## PROBLEM TO SOLVE:
Give back the whole listing exactly as shown.

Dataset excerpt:
################

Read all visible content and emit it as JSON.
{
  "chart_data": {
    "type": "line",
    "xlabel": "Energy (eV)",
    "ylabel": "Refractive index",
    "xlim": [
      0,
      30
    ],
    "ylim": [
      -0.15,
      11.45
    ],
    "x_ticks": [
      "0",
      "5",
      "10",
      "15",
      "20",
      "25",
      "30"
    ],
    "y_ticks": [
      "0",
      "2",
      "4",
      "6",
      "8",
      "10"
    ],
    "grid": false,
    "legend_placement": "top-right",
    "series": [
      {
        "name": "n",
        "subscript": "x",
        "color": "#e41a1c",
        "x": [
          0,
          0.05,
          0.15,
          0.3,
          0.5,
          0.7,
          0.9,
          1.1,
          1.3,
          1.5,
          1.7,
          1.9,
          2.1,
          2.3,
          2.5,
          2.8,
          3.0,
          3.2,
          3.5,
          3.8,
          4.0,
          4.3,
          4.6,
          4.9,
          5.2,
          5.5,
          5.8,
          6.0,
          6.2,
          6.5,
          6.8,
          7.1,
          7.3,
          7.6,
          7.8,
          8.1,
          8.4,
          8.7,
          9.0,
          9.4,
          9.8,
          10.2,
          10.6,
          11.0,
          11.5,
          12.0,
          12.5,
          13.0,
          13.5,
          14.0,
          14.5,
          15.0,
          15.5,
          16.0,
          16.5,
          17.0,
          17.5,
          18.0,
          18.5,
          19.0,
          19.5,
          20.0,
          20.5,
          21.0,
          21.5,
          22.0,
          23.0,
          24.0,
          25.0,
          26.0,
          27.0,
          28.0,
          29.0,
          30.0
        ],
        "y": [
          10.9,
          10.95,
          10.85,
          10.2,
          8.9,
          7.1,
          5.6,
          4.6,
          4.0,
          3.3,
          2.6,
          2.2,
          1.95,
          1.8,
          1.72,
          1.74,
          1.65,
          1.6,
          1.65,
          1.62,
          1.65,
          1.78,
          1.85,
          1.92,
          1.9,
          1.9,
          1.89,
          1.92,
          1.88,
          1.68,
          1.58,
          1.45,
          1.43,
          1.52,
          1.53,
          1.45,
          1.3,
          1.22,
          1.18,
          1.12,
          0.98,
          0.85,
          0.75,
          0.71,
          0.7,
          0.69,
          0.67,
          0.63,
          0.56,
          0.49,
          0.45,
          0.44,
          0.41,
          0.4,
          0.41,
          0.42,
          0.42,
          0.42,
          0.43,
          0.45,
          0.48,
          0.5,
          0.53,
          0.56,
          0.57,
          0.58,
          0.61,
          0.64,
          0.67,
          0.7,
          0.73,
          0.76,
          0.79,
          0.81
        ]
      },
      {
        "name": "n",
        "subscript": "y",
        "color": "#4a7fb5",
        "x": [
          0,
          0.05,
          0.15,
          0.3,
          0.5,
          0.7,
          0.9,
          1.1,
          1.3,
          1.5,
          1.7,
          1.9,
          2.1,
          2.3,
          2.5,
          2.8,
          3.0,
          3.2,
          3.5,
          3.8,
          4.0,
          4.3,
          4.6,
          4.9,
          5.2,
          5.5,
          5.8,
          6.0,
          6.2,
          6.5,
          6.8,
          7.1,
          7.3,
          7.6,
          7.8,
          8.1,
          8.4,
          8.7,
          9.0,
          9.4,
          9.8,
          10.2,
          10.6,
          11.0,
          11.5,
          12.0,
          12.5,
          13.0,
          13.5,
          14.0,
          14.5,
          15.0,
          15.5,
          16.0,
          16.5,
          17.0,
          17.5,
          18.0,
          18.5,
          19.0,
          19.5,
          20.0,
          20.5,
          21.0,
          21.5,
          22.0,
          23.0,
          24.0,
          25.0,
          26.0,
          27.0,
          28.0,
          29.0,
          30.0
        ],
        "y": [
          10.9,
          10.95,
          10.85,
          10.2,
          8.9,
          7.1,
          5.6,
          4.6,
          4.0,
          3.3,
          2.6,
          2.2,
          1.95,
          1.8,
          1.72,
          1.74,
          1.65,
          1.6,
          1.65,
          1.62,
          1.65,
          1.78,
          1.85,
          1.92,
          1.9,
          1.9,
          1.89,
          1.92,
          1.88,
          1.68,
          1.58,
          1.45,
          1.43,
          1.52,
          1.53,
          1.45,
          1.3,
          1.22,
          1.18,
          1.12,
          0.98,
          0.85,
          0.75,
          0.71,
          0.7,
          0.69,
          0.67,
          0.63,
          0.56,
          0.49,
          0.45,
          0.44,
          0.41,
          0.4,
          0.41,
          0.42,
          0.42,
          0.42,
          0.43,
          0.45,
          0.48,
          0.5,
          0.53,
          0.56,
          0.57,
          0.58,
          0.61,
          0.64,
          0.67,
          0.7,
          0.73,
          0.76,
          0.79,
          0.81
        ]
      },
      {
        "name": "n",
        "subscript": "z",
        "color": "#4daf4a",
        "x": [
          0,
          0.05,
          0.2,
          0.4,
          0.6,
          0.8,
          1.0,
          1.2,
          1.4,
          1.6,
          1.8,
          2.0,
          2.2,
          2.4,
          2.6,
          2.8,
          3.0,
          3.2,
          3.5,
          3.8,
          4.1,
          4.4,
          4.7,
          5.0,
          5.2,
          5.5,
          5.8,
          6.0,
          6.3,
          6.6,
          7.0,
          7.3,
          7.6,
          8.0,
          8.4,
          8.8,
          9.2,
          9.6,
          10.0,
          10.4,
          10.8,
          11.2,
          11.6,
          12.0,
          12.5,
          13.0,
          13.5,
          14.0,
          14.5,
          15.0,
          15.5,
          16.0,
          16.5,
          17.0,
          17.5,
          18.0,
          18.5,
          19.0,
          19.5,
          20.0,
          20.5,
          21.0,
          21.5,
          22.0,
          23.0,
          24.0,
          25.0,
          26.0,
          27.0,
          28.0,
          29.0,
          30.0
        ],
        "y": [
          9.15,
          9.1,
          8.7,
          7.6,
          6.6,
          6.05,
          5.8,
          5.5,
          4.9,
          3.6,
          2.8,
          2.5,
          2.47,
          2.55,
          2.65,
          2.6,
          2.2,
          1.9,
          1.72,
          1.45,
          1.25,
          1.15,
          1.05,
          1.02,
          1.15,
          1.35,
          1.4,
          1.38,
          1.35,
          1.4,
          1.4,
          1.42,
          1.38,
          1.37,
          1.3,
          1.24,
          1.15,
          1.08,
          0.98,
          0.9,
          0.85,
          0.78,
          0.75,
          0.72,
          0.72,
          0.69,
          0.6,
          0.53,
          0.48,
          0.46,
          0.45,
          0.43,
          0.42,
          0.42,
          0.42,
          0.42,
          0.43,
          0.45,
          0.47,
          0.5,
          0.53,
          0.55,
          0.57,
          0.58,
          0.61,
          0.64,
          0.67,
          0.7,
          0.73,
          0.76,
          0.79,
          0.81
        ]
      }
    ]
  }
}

################

## OUTPUT:
Read all visible content and emit it as JSON.
{
  "chart_data": {
    "type": "line",
    "xlabel": "Energy (eV)",
    "ylabel": "Refractive index",
    "xlim": [
      0,
      30
    ],
    "ylim": [
      -0.15,
      11.45
    ],
    "x_ticks": [
      "0",
      "5",
      "10",
      "15",
      "20",
      "25",
      "30"
    ],
    "y_ticks": [
      "0",
      "2",
      "4",
      "6",
      "8",
      "10"
    ],
    "grid": false,
    "legend_placement": "top-right",
    "series": [
      {
        "name": "n",
        "subscript": "x",
        "color": "#e41a1c",
        "x": [
          0,
          0.05,
          0.15,
          0.3,
          0.5,
          0.7,
          0.9,
          1.1,
          1.3,
          1.5,
          1.7,
          1.9,
          2.1,
          2.3,
          2.5,
          2.8,
          3.0,
          3.2,
          3.5,
          3.8,
          4.0,
          4.3,
          4.6,
          4.9,
          5.2,
          5.5,
          5.8,
          6.0,
          6.2,
          6.5,
          6.8,
          7.1,
          7.3,
          7.6,
          7.8,
          8.1,
          8.4,
          8.7,
          9.0,
          9.4,
          9.8,
          10.2,
          10.6,
          11.0,
          11.5,
          12.0,
          12.5,
          13.0,
          13.5,
          14.0,
          14.5,
          15.0,
          15.5,
          16.0,
          16.5,
          17.0,
          17.5,
          18.0,
          18.5,
          19.0,
          19.5,
          20.0,
          20.5,
          21.0,
          21.5,
          22.0,
          23.0,
          24.0,
          25.0,
          26.0,
          27.0,
          28.0,
          29.0,
          30.0
        ],
        "y": [
          10.9,
          10.95,
          10.85,
          10.2,
          8.9,
          7.1,
          5.6,
          4.6,
          4.0,
          3.3,
          2.6,
          2.2,
          1.95,
          1.8,
          1.72,
          1.74,
          1.65,
          1.6,
          1.65,
          1.62,
          1.65,
          1.78,
          1.85,
          1.92,
          1.9,
          1.9,
          1.89,
          1.92,
          1.88,
          1.68,
          1.58,
          1.45,
          1.43,
          1.52,
          1.53,
          1.45,
          1.3,
          1.22,
          1.18,
          1.12,
          0.98,
          0.85,
          0.75,
          0.71,
          0.7,
          0.69,
          0.67,
          0.63,
          0.56,
          0.49,
          0.45,
          0.44,
          0.41,
          0.4,
          0.41,
          0.42,
          0.42,
          0.42,
          0.43,
          0.45,
          0.48,
          0.5,
          0.53,
          0.56,
          0.57,
          0.58,
          0.61,
          0.64,
          0.67,
          0.7,
          0.73,
          0.76,
          0.79,
          0.81
        ]
      },
      {
        "name": "n",
        "subscript": "y",
        "color": "#4a7fb5",
        "x": [
          0,
          0.05,
          0.15,
          0.3,
          0.5,
          0.7,
          0.9,
          1.1,
          1.3,
          1.5,
          1.7,
          1.9,
          2.1,
          2.3,
          2.5,
          2.8,
          3.0,
          3.2,
          3.5,
          3.8,
          4.0,
          4.3,
          4.6,
          4.9,
          5.2,
          5.5,
          5.8,
          6.0,
          6.2,
          6.5,
          6.8,
          7.1,
          7.3,
          7.6,
          7.8,
          8.1,
          8.4,
          8.7,
          9.0,
          9.4,
          9.8,
          10.2,
          10.6,
          11.0,
          11.5,
          12.0,
          12.5,
          13.0,
          13.5,
          14.0,
          14.5,
          15.0,
          15.5,
          16.0,
          16.5,
          17.0,
          17.5,
          18.0,
          18.5,
          19.0,
          19.5,
          20.0,
          20.5,
          21.0,
          21.5,
          22.0,
          23.0,
          24.0,
          25.0,
          26.0,
          27.0,
          28.0,
          29.0,
          30.0
        ],
        "y": [
          10.9,
          10.95,
          10.85,
          10.2,
          8.9,
          7.1,
          5.6,
          4.6,
          4.0,
          3.3,
          2.6,
          2.2,
          1.95,
          1.8,
          1.72,
          1.74,
          1.65,
          1.6,
          1.65,
          1.62,
          1.65,
          1.78,
          1.85,
          1.92,
          1.9,
          1.9,
          1.89,
          1.92,
          1.88,
          1.68,
          1.58,
          1.45,
          1.43,
          1.52,
          1.53,
          1.45,
          1.3,
          1.22,
          1.18,
          1.12,
          0.98,
          0.85,
          0.75,
          0.71,
          0.7,
          0.69,
          0.67,
          0.63,
          0.56,
          0.49,
          0.45,
          0.44,
          0.41,
          0.4,
          0.41,
          0.42,
          0.42,
          0.42,
          0.43,
          0.45,
          0.48,
          0.5,
          0.53,
          0.56,
          0.57,
          0.58,
          0.61,
          0.64,
          0.67,
          0.7,
          0.73,
          0.76,
          0.79,
          0.81
        ]
      },
      {
        "name": "n",
        "subscript": "z",
        "color": "#4daf4a",
        "x": [
          0,
          0.05,
          0.2,
          0.4,
          0.6,
          0.8,
          1.0,
          1.2,
          1.4,
          1.6,
          1.8,
          2.0,
          2.2,
          2.4,
          2.6,
          2.8,
          3.0,
          3.2,
          3.5,
          3.8,
          4.1,
          4.4,
          4.7,
          5.0,
          5.2,
          5.5,
          5.8,
          6.0,
          6.3,
          6.6,
          7.0,
          7.3,
          7.6,
          8.0,
          8.4,
          8.8,
          9.2,
          9.6,
          10.0,
          10.4,
          10.8,
          11.2,
          11.6,
          12.0,
          12.5,
          13.0,
          13.5,
          14.0,
          14.5,
          15.0,
          15.5,
          16.0,
          16.5,
          17.0,
          17.5,
          18.0,
          18.5,
          19.0,
          19.5,
          20.0,
          20.5,
          21.0,
          21.5,
          22.0,
          23.0,
          24.0,
          25.0,
          26.0,
          27.0,
          28.0,
          29.0,
          30.0
        ],
        "y": [
          9.15,
          9.1,
          8.7,
          7.6,
          6.6,
          6.05,
          5.8,
          5.5,
          4.9,
          3.6,
          2.8,
          2.5,
          2.47,
          2.55,
          2.65,
          2.6,
          2.2,
          1.9,
          1.72,
          1.45,
          1.25,
          1.15,
          1.05,
          1.02,
          1.15,
          1.35,
          1.4,
          1.38,
          1.35,
          1.4,
          1.4,
          1.42,
          1.38,
          1.37,
          1.3,
          1.24,
          1.15,
          1.08,
          0.98,
          0.9,
          0.85,
          0.78,
          0.75,
          0.72,
          0.72,
          0.69,
          0.6,
          0.53,
          0.48,
          0.46,
          0.45,
          0.43,
          0.42,
          0.42,
          0.42,
          0.42,
          0.43,
          0.45,
          0.47,
          0.5,
          0.53,
          0.55,
          0.57,
          0.58,
          0.61,
          0.64,
          0.67,
          0.7,
          0.73,
          0.76,
          0.79,
          0.81
        ]
      }
    ]
  }
}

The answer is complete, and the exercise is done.